▶ GIVEN INSTRUCTION
Return every line of the material exactly.

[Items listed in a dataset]

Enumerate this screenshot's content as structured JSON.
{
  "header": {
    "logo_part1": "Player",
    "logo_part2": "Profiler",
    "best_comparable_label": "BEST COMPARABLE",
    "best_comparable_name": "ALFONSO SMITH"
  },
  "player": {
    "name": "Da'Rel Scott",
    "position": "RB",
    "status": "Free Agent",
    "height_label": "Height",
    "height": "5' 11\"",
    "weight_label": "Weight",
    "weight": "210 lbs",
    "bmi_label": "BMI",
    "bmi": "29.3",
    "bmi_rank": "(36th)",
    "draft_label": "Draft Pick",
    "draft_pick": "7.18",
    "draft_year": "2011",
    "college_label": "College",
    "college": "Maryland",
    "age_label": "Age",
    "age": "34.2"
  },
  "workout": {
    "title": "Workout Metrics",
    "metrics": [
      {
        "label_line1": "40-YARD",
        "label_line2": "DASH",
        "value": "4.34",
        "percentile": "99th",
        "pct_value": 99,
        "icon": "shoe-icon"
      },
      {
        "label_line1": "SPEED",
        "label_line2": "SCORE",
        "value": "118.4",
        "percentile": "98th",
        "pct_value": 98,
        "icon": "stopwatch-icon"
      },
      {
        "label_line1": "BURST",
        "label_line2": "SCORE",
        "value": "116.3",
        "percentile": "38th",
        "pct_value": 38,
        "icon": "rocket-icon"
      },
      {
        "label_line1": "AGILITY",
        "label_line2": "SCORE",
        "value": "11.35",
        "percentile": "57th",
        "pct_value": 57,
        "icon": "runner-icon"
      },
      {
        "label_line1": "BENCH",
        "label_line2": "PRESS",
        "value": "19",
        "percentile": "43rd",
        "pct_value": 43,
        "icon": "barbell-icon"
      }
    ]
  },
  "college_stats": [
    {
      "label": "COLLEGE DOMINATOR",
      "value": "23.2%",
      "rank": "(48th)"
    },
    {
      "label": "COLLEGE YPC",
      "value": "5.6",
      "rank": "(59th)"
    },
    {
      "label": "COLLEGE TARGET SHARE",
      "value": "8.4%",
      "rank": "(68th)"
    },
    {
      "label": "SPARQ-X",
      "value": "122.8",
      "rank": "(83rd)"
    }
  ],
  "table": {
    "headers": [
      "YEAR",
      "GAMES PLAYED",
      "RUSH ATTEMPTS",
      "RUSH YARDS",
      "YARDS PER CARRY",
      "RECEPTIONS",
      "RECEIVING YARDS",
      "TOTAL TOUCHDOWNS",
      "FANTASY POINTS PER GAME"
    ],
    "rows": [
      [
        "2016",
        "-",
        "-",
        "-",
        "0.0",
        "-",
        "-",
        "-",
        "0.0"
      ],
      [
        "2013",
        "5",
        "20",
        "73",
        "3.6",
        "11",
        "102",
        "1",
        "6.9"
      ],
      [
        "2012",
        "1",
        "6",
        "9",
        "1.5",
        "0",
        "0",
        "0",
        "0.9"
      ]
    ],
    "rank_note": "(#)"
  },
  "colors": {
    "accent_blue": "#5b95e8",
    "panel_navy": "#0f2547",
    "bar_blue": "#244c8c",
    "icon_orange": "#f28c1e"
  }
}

▶ TASK SOLUTION
Enumerate this screenshot's content as structured JSON.
{
  "header": {
    "logo_part1": "Player",
    "logo_part2": "Profiler",
    "best_comparable_label": "BEST COMPARABLE",
    "best_comparable_name": "ALFONSO SMITH"
  },
  "player": {
    "name": "Da'Rel Scott",
    "position": "RB",
    "status": "Free Agent",
    "height_label": "Height",
    "height": "5' 11\"",
    "weight_label": "Weight",
    "weight": "210 lbs",
    "bmi_label": "BMI",
    "bmi": "29.3",
    "bmi_rank": "(36th)",
    "draft_label": "Draft Pick",
    "draft_pick": "7.18",
    "draft_year": "2011",
    "college_label": "College",
    "college": "Maryland",
    "age_label": "Age",
    "age": "34.2"
  },
  "workout": {
    "title": "Workout Metrics",
    "metrics": [
      {
        "label_line1": "40-YARD",
        "label_line2": "DASH",
        "value": "4.34",
        "percentile": "99th",
        "pct_value": 99,
        "icon": "shoe-icon"
      },
      {
        "label_line1": "SPEED",
        "label_line2": "SCORE",
        "value": "118.4",
        "percentile": "98th",
        "pct_value": 98,
        "icon": "stopwatch-icon"
      },
      {
        "label_line1": "BURST",
        "label_line2": "SCORE",
        "value": "116.3",
        "percentile": "38th",
        "pct_value": 38,
        "icon": "rocket-icon"
      },
      {
        "label_line1": "AGILITY",
        "label_line2": "SCORE",
        "value": "11.35",
        "percentile": "57th",
        "pct_value": 57,
        "icon": "runner-icon"
      },
      {
        "label_line1": "BENCH",
        "label_line2": "PRESS",
        "value": "19",
        "percentile": "43rd",
        "pct_value": 43,
        "icon": "barbell-icon"
      }
    ]
  },
  "college_stats": [
    {
      "label": "COLLEGE DOMINATOR",
      "value": "23.2%",
      "rank": "(48th)"
    },
    {
      "label": "COLLEGE YPC",
      "value": "5.6",
      "rank": "(59th)"
    },
    {
      "label": "COLLEGE TARGET SHARE",
      "value": "8.4%",
      "rank": "(68th)"
    },
    {
      "label": "SPARQ-X",
      "value": "122.8",
      "rank": "(83rd)"
    }
  ],
  "table": {
    "headers": [
      "YEAR",
      "GAMES PLAYED",
      "RUSH ATTEMPTS",
      "RUSH YARDS",
      "YARDS PER CARRY",
      "RECEPTIONS",
      "RECEIVING YARDS",
      "TOTAL TOUCHDOWNS",
      "FANTASY POINTS PER GAME"
    ],
    "rows": [
      [
        "2016",
        "-",
        "-",
        "-",
        "0.0",
        "-",
        "-",
        "-",
        "0.0"
      ],
      [
        "2013",
        "5",
        "20",
        "73",
        "3.6",
        "11",
        "102",
        "1",
        "6.9"
      ],
      [
        "2012",
        "1",
        "6",
        "9",
        "1.5",
        "0",
        "0",
        "0",
        "0.9"
      ]
    ],
    "rank_note": "(#)"
  },
  "colors": {
    "accent_blue": "#5b95e8",
    "panel_navy": "#0f2547",
    "bar_blue": "#244c8c",
    "icon_orange": "#f28c1e"
  }
}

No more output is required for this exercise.